**WHAT YOU ARE ASKED TO DO**
Would you restate, exactly as they appear, the lines from the one containing "Read all visible content and emit it as JSON." through the end of the data below?

⁂

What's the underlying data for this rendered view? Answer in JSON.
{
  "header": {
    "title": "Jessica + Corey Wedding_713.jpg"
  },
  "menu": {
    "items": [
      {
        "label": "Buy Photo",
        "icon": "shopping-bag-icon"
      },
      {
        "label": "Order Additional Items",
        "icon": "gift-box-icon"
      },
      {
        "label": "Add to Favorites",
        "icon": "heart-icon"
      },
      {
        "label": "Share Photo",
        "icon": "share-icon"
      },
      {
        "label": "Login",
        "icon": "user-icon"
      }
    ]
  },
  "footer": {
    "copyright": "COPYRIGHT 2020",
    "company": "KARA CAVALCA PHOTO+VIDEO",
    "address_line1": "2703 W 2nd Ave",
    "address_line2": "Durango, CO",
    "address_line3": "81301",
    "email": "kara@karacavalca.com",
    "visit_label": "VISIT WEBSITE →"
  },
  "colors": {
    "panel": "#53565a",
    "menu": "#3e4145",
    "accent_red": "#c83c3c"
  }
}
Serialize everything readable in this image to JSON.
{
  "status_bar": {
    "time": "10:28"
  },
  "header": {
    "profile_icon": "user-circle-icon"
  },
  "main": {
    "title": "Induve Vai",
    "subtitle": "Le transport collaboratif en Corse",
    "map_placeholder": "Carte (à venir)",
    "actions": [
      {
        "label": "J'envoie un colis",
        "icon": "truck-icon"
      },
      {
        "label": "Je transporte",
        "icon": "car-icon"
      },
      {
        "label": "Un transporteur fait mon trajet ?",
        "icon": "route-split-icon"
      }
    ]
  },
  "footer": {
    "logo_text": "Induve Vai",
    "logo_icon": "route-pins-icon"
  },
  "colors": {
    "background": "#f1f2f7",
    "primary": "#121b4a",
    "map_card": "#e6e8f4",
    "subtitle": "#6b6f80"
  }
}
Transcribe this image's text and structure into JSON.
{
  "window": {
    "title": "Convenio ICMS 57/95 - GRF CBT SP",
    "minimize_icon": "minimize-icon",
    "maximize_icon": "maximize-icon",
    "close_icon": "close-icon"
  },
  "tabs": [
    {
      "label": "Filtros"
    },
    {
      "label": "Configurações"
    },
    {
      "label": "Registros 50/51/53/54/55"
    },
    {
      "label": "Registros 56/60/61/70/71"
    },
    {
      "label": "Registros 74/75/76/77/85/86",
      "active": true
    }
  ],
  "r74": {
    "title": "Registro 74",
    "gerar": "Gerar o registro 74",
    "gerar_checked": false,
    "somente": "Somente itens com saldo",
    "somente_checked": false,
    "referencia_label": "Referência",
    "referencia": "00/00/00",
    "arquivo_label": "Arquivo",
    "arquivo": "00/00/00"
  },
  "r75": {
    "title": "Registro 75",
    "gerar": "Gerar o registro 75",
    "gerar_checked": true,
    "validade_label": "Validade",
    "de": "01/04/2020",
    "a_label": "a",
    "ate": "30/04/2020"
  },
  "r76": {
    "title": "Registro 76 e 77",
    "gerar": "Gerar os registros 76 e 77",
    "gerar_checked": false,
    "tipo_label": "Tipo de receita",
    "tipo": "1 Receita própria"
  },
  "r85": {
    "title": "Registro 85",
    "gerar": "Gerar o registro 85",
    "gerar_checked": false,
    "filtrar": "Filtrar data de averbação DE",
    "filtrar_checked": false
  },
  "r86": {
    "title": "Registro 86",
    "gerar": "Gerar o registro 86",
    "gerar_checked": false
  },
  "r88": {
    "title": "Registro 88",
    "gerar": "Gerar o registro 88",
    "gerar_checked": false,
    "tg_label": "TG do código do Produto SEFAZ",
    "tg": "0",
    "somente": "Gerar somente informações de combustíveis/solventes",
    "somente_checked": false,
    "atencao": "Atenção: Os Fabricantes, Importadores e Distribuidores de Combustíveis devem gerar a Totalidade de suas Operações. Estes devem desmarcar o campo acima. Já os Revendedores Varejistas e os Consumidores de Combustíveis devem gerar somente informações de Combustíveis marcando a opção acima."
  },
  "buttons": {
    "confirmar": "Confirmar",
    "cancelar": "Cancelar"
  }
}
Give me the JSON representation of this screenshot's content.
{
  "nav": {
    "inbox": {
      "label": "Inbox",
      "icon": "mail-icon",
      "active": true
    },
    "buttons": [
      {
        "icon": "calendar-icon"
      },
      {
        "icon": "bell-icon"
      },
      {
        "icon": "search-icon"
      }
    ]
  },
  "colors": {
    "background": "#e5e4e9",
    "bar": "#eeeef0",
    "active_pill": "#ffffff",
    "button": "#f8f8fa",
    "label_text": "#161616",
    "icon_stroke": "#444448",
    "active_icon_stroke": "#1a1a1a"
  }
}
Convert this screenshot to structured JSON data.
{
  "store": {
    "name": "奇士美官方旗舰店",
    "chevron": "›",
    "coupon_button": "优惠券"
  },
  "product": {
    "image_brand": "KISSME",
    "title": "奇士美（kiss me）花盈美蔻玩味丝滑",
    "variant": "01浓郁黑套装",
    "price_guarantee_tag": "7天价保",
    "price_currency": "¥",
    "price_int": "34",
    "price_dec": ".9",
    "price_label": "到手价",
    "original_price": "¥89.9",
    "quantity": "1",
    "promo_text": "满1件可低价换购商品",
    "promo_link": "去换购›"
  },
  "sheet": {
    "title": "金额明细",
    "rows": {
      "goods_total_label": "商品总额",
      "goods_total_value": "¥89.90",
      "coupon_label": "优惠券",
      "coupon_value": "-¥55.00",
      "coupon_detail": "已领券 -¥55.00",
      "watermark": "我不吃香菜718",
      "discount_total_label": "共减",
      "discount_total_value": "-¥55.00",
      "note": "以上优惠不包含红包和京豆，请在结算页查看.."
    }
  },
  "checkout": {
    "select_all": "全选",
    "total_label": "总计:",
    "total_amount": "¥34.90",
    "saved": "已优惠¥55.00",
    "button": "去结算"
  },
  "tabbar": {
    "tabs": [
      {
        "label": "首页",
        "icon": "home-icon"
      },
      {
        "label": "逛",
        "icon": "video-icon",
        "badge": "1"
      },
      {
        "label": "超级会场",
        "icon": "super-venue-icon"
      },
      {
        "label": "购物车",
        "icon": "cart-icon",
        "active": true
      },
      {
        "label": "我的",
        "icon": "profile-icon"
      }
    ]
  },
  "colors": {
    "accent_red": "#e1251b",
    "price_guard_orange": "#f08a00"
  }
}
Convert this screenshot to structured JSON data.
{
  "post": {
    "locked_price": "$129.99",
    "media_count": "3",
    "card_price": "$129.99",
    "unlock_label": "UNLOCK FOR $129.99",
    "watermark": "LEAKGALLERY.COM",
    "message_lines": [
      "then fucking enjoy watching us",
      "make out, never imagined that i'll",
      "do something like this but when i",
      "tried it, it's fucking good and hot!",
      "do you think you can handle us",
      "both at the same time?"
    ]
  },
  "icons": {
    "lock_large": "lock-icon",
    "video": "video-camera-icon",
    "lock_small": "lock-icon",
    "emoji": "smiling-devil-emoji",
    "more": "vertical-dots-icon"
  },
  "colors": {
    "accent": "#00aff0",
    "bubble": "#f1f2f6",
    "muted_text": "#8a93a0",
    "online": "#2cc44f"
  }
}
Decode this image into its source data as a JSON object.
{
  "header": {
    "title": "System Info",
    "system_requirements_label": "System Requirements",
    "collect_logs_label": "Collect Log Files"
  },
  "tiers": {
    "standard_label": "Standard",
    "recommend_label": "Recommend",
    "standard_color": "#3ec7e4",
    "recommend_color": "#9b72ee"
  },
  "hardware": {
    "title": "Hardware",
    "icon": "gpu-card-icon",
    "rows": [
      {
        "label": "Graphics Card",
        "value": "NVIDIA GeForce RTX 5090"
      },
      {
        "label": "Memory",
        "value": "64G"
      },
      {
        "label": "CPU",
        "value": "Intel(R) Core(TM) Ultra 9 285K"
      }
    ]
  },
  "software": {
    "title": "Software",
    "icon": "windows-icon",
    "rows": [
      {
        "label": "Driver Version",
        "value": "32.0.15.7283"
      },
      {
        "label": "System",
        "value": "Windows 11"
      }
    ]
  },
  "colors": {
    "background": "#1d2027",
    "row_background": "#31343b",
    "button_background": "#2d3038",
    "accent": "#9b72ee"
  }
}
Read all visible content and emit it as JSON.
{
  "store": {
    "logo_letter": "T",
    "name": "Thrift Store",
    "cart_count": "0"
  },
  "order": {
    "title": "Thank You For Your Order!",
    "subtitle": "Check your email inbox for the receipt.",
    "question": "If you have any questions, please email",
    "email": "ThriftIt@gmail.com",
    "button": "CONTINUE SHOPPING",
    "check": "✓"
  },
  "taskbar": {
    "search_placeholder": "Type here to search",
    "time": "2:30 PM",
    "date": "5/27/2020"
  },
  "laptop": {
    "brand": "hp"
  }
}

⁂

**THE RESPONSE**
Read all visible content and emit it as JSON.
{
  "store": {
    "logo_letter": "T",
    "name": "Thrift Store",
    "cart_count": "0"
  },
  "order": {
    "title": "Thank You For Your Order!",
    "subtitle": "Check your email inbox for the receipt.",
    "question": "If you have any questions, please email",
    "email": "ThriftIt@gmail.com",
    "button": "CONTINUE SHOPPING",
    "check": "✓"
  },
  "taskbar": {
    "search_placeholder": "Type here to search",
    "time": "2:30 PM",
    "date": "5/27/2020"
  },
  "laptop": {
    "brand": "hp"
  }
}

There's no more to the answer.